Provided data:

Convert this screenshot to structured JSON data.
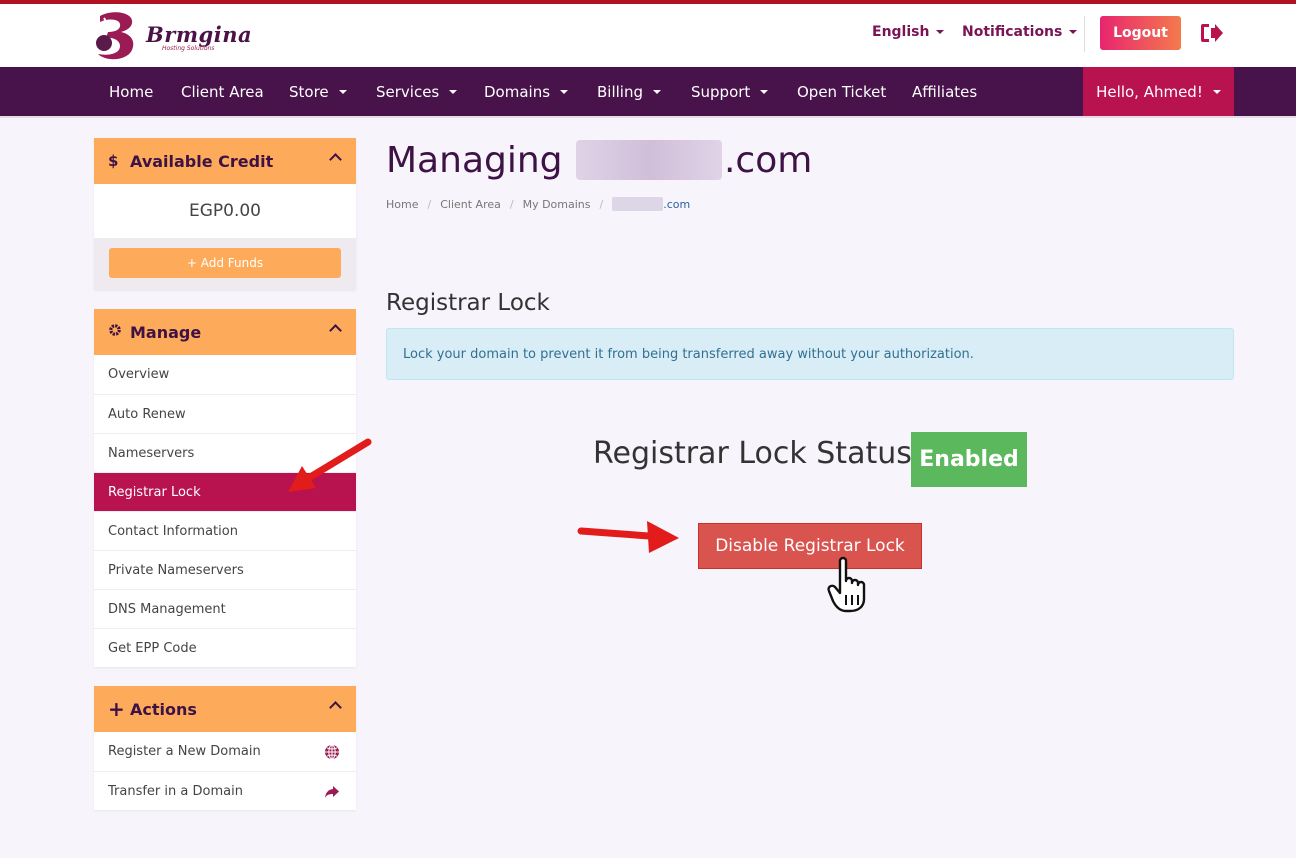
{
  "header": {
    "logo_text": "Brmgina",
    "logo_subtext": "Hosting Solutions",
    "language_label": "English",
    "notifications_label": "Notifications",
    "logout_label": "Logout"
  },
  "nav": {
    "items": [
      {
        "label": "Home"
      },
      {
        "label": "Client Area"
      },
      {
        "label": "Store"
      },
      {
        "label": "Services"
      },
      {
        "label": "Domains"
      },
      {
        "label": "Billing"
      },
      {
        "label": "Support"
      },
      {
        "label": "Open Ticket"
      },
      {
        "label": "Affiliates"
      }
    ],
    "user_greeting": "Hello, Ahmed!"
  },
  "sidebar": {
    "credit": {
      "icon": "dollar-icon",
      "icon_glyph": "$",
      "title": "Available Credit",
      "amount": "EGP0.00",
      "add_funds_label": "+ Add Funds"
    },
    "manage": {
      "icon": "gear-icon",
      "title": "Manage",
      "items": [
        {
          "label": "Overview"
        },
        {
          "label": "Auto Renew"
        },
        {
          "label": "Nameservers"
        },
        {
          "label": "Registrar Lock",
          "active": true
        },
        {
          "label": "Contact Information"
        },
        {
          "label": "Private Nameservers"
        },
        {
          "label": "DNS Management"
        },
        {
          "label": "Get EPP Code"
        }
      ]
    },
    "actions": {
      "icon": "plus-icon",
      "icon_glyph": "+",
      "title": "Actions",
      "items": [
        {
          "label": "Register a New Domain",
          "icon": "globe-icon"
        },
        {
          "label": "Transfer in a Domain",
          "icon": "share-arrow-icon"
        }
      ]
    }
  },
  "main": {
    "title_prefix": "Managing",
    "title_suffix": ".com",
    "breadcrumb": [
      "Home",
      "Client Area",
      "My Domains"
    ],
    "breadcrumb_current_suffix": ".com",
    "section_title": "Registrar Lock",
    "info_text": "Lock your domain to prevent it from being transferred away without your authorization.",
    "status_label": "Registrar Lock Status:",
    "status_value": "Enabled",
    "disable_button_label": "Disable Registrar Lock"
  },
  "colors": {
    "brand_dark": "#48124a",
    "brand_pink": "#b8124f",
    "accent_orange": "#fdab5a",
    "success": "#5cb85c",
    "danger": "#d9534f",
    "info_bg": "#d9edf7"
  }
}
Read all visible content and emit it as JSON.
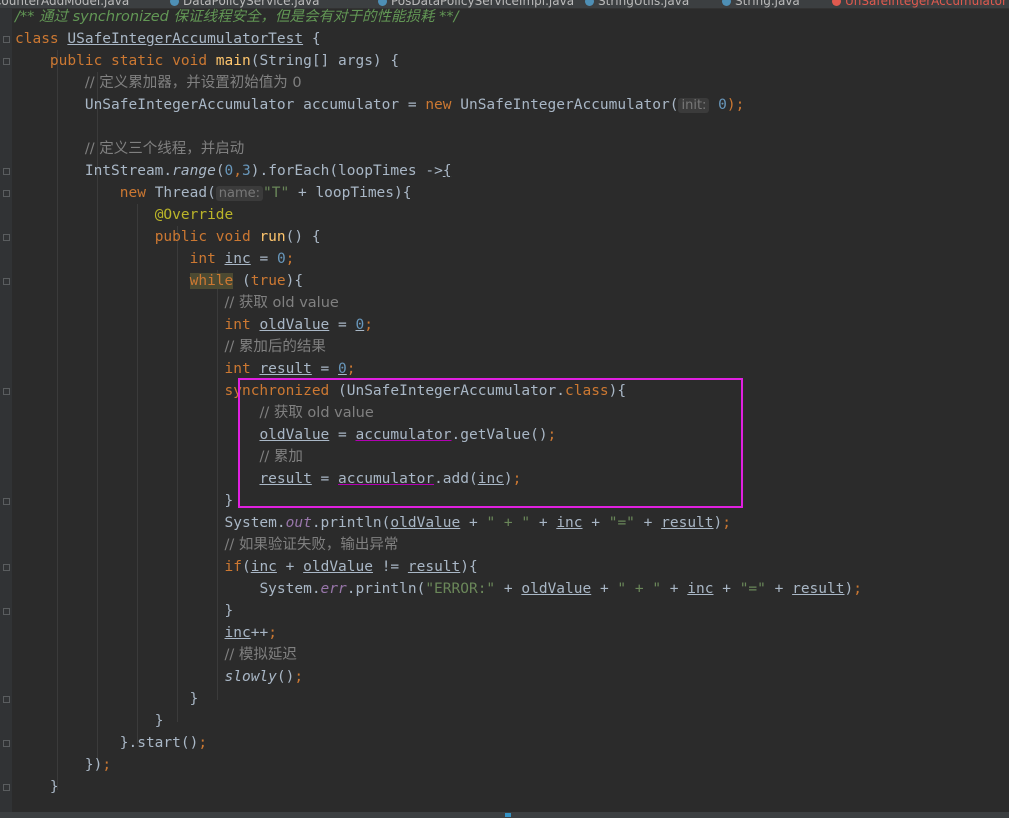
{
  "tabs": [
    {
      "label": "CounterAddModel.java",
      "active": false
    },
    {
      "label": "DataPolicyService.java",
      "active": false
    },
    {
      "label": "PosDataPolicyServiceImpl.java",
      "active": false
    },
    {
      "label": "StringUtils.java",
      "active": false
    },
    {
      "label": "String.java",
      "active": false
    },
    {
      "label": "UnSafeIntegerAccumulatorTest",
      "active": true
    }
  ],
  "code": {
    "l0_doc": "/** 通过 synchronized 保证线程安全，但是会有对于的性能损耗 **/",
    "l1_kw": "class ",
    "l1_name": "USafeIntegerAccumulatorTest",
    "l1_rest": " {",
    "l2_kw": "public static void ",
    "l2_fn": "main",
    "l2_rest": "(String[] args) {",
    "l3_cmt": "// 定义累加器，并设置初始值为 0",
    "l4_a": "UnSafeIntegerAccumulator accumulator = ",
    "l4_new": "new ",
    "l4_b": "UnSafeIntegerAccumulator(",
    "l4_hint": "init:",
    "l4_num": "0",
    "l4_c": ");",
    "l6_cmt": "// 定义三个线程，并启动",
    "l7_a": "IntStream.",
    "l7_range": "range",
    "l7_b": "(",
    "l7_n0": "0",
    "l7_comma": ",",
    "l7_n3": "3",
    "l7_c": ").forEach(loopTimes ->",
    "l7_brace": "{",
    "l8_new": "new ",
    "l8_a": "Thread(",
    "l8_hint": "name:",
    "l8_str": "\"T\"",
    "l8_b": " + loopTimes){",
    "l9_ann": "@Override",
    "l10_kw": "public void ",
    "l10_fn": "run",
    "l10_rest": "() {",
    "l11_kw": "int ",
    "l11_var": "inc",
    "l11_a": " = ",
    "l11_num": "0",
    "l11_semi": ";",
    "l12_kw": "while",
    "l12_a": " (",
    "l12_true": "true",
    "l12_b": "){",
    "l13_cmt": "// 获取 old value",
    "l14_kw": "int ",
    "l14_var": "oldValue",
    "l14_a": " = ",
    "l14_num": "0",
    "l14_semi": ";",
    "l15_cmt": "// 累加后的结果",
    "l16_kw": "int ",
    "l16_var": "result",
    "l16_a": " = ",
    "l16_num": "0",
    "l16_semi": ";",
    "l17_kw": "synchronized ",
    "l17_a": "(UnSafeIntegerAccumulator.",
    "l17_class": "class",
    "l17_b": "){",
    "l18_cmt": "// 获取 old value",
    "l19_var": "oldValue",
    "l19_a": " = ",
    "l19_acc": "accumulator",
    "l19_b": ".getValue()",
    "l19_semi": ";",
    "l20_cmt": "// 累加",
    "l21_var": "result",
    "l21_a": " = ",
    "l21_acc": "accumulator",
    "l21_b": ".add(",
    "l21_inc": "inc",
    "l21_c": ")",
    "l21_semi": ";",
    "l22": "}",
    "l23_a": "System.",
    "l23_out": "out",
    "l23_b": ".println(",
    "l23_old": "oldValue",
    "l23_c": " + ",
    "l23_s1": "\" + \"",
    "l23_d": " + ",
    "l23_inc": "inc",
    "l23_e": " + ",
    "l23_s2": "\"=\"",
    "l23_f": " + ",
    "l23_res": "result",
    "l23_g": ")",
    "l23_semi": ";",
    "l24_cmt": "// 如果验证失败，输出异常",
    "l25_kw": "if",
    "l25_a": "(",
    "l25_inc": "inc",
    "l25_b": " + ",
    "l25_old": "oldValue",
    "l25_c": " != ",
    "l25_res": "result",
    "l25_d": "){",
    "l26_a": "System.",
    "l26_err": "err",
    "l26_b": ".println(",
    "l26_s1": "\"ERROR:\"",
    "l26_c": " + ",
    "l26_old": "oldValue",
    "l26_d": " + ",
    "l26_s2": "\" + \"",
    "l26_e": " + ",
    "l26_inc": "inc",
    "l26_f": " + ",
    "l26_s3": "\"=\"",
    "l26_g": " + ",
    "l26_res": "result",
    "l26_h": ")",
    "l26_semi": ";",
    "l27": "}",
    "l28_inc": "inc",
    "l28_a": "++",
    "l28_semi": ";",
    "l29_cmt": "// 模拟延迟",
    "l30_fn": "slowly",
    "l30_a": "()",
    "l30_semi": ";",
    "l31": "}",
    "l32": "}",
    "l33_a": "}.start()",
    "l33_semi": ";",
    "l34_a": "})",
    "l34_semi": ";",
    "l35": "}"
  },
  "colors": {
    "background": "#2b2b2b",
    "keyword": "#cc7832",
    "function": "#ffc66d",
    "number": "#6897bb",
    "string": "#6a8759",
    "comment": "#808080",
    "highlight_box": "#e020e0"
  }
}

What needs to be done: Omit every picture, and otherwise quote the entries exactly.

Result:
Convert this screenshot to structured JSON data.
{
  "header": {
    "logo_text": "Brmgina",
    "logo_subtext": "Hosting Solutions",
    "language_label": "English",
    "notifications_label": "Notifications",
    "logout_label": "Logout"
  },
  "nav": {
    "items": [
      {
        "label": "Home"
      },
      {
        "label": "Client Area"
      },
      {
        "label": "Store"
      },
      {
        "label": "Services"
      },
      {
        "label": "Domains"
      },
      {
        "label": "Billing"
      },
      {
        "label": "Support"
      },
      {
        "label": "Open Ticket"
      },
      {
        "label": "Affiliates"
      }
    ],
    "user_greeting": "Hello, Ahmed!"
  },
  "sidebar": {
    "credit": {
      "icon": "dollar-icon",
      "icon_glyph": "$",
      "title": "Available Credit",
      "amount": "EGP0.00",
      "add_funds_label": "+ Add Funds"
    },
    "manage": {
      "icon": "gear-icon",
      "title": "Manage",
      "items": [
        {
          "label": "Overview"
        },
        {
          "label": "Auto Renew"
        },
        {
          "label": "Nameservers"
        },
        {
          "label": "Registrar Lock",
          "active": true
        },
        {
          "label": "Contact Information"
        },
        {
          "label": "Private Nameservers"
        },
        {
          "label": "DNS Management"
        },
        {
          "label": "Get EPP Code"
        }
      ]
    },
    "actions": {
      "icon": "plus-icon",
      "icon_glyph": "+",
      "title": "Actions",
      "items": [
        {
          "label": "Register a New Domain",
          "icon": "globe-icon"
        },
        {
          "label": "Transfer in a Domain",
          "icon": "share-arrow-icon"
        }
      ]
    }
  },
  "main": {
    "title_prefix": "Managing",
    "title_suffix": ".com",
    "breadcrumb": [
      "Home",
      "Client Area",
      "My Domains"
    ],
    "breadcrumb_current_suffix": ".com",
    "section_title": "Registrar Lock",
    "info_text": "Lock your domain to prevent it from being transferred away without your authorization.",
    "status_label": "Registrar Lock Status:",
    "status_value": "Enabled",
    "disable_button_label": "Disable Registrar Lock"
  },
  "colors": {
    "brand_dark": "#48124a",
    "brand_pink": "#b8124f",
    "accent_orange": "#fdab5a",
    "success": "#5cb85c",
    "danger": "#d9534f",
    "info_bg": "#d9edf7"
  }
}
Read all visible content and emit it as JSON.
{
  "tabs": [
    {
      "label": "CounterAddModel.java",
      "active": false
    },
    {
      "label": "DataPolicyService.java",
      "active": false
    },
    {
      "label": "PosDataPolicyServiceImpl.java",
      "active": false
    },
    {
      "label": "StringUtils.java",
      "active": false
    },
    {
      "label": "String.java",
      "active": false
    },
    {
      "label": "UnSafeIntegerAccumulatorTest",
      "active": true
    }
  ],
  "code": {
    "l0_doc": "/** 通过 synchronized 保证线程安全，但是会有对于的性能损耗 **/",
    "l1_kw": "class ",
    "l1_name": "USafeIntegerAccumulatorTest",
    "l1_rest": " {",
    "l2_kw": "public static void ",
    "l2_fn": "main",
    "l2_rest": "(String[] args) {",
    "l3_cmt": "// 定义累加器，并设置初始值为 0",
    "l4_a": "UnSafeIntegerAccumulator accumulator = ",
    "l4_new": "new ",
    "l4_b": "UnSafeIntegerAccumulator(",
    "l4_hint": "init:",
    "l4_num": "0",
    "l4_c": ");",
    "l6_cmt": "// 定义三个线程，并启动",
    "l7_a": "IntStream.",
    "l7_range": "range",
    "l7_b": "(",
    "l7_n0": "0",
    "l7_comma": ",",
    "l7_n3": "3",
    "l7_c": ").forEach(loopTimes ->",
    "l7_brace": "{",
    "l8_new": "new ",
    "l8_a": "Thread(",
    "l8_hint": "name:",
    "l8_str": "\"T\"",
    "l8_b": " + loopTimes){",
    "l9_ann": "@Override",
    "l10_kw": "public void ",
    "l10_fn": "run",
    "l10_rest": "() {",
    "l11_kw": "int ",
    "l11_var": "inc",
    "l11_a": " = ",
    "l11_num": "0",
    "l11_semi": ";",
    "l12_kw": "while",
    "l12_a": " (",
    "l12_true": "true",
    "l12_b": "){",
    "l13_cmt": "// 获取 old value",
    "l14_kw": "int ",
    "l14_var": "oldValue",
    "l14_a": " = ",
    "l14_num": "0",
    "l14_semi": ";",
    "l15_cmt": "// 累加后的结果",
    "l16_kw": "int ",
    "l16_var": "result",
    "l16_a": " = ",
    "l16_num": "0",
    "l16_semi": ";",
    "l17_kw": "synchronized ",
    "l17_a": "(UnSafeIntegerAccumulator.",
    "l17_class": "class",
    "l17_b": "){",
    "l18_cmt": "// 获取 old value",
    "l19_var": "oldValue",
    "l19_a": " = ",
    "l19_acc": "accumulator",
    "l19_b": ".getValue()",
    "l19_semi": ";",
    "l20_cmt": "// 累加",
    "l21_var": "result",
    "l21_a": " = ",
    "l21_acc": "accumulator",
    "l21_b": ".add(",
    "l21_inc": "inc",
    "l21_c": ")",
    "l21_semi": ";",
    "l22": "}",
    "l23_a": "System.",
    "l23_out": "out",
    "l23_b": ".println(",
    "l23_old": "oldValue",
    "l23_c": " + ",
    "l23_s1": "\" + \"",
    "l23_d": " + ",
    "l23_inc": "inc",
    "l23_e": " + ",
    "l23_s2": "\"=\"",
    "l23_f": " + ",
    "l23_res": "result",
    "l23_g": ")",
    "l23_semi": ";",
    "l24_cmt": "// 如果验证失败，输出异常",
    "l25_kw": "if",
    "l25_a": "(",
    "l25_inc": "inc",
    "l25_b": " + ",
    "l25_old": "oldValue",
    "l25_c": " != ",
    "l25_res": "result",
    "l25_d": "){",
    "l26_a": "System.",
    "l26_err": "err",
    "l26_b": ".println(",
    "l26_s1": "\"ERROR:\"",
    "l26_c": " + ",
    "l26_old": "oldValue",
    "l26_d": " + ",
    "l26_s2": "\" + \"",
    "l26_e": " + ",
    "l26_inc": "inc",
    "l26_f": " + ",
    "l26_s3": "\"=\"",
    "l26_g": " + ",
    "l26_res": "result",
    "l26_h": ")",
    "l26_semi": ";",
    "l27": "}",
    "l28_inc": "inc",
    "l28_a": "++",
    "l28_semi": ";",
    "l29_cmt": "// 模拟延迟",
    "l30_fn": "slowly",
    "l30_a": "()",
    "l30_semi": ";",
    "l31": "}",
    "l32": "}",
    "l33_a": "}.start()",
    "l33_semi": ";",
    "l34_a": "})",
    "l34_semi": ";",
    "l35": "}"
  },
  "colors": {
    "background": "#2b2b2b",
    "keyword": "#cc7832",
    "function": "#ffc66d",
    "number": "#6897bb",
    "string": "#6a8759",
    "comment": "#808080",
    "highlight_box": "#e020e0"
  }
}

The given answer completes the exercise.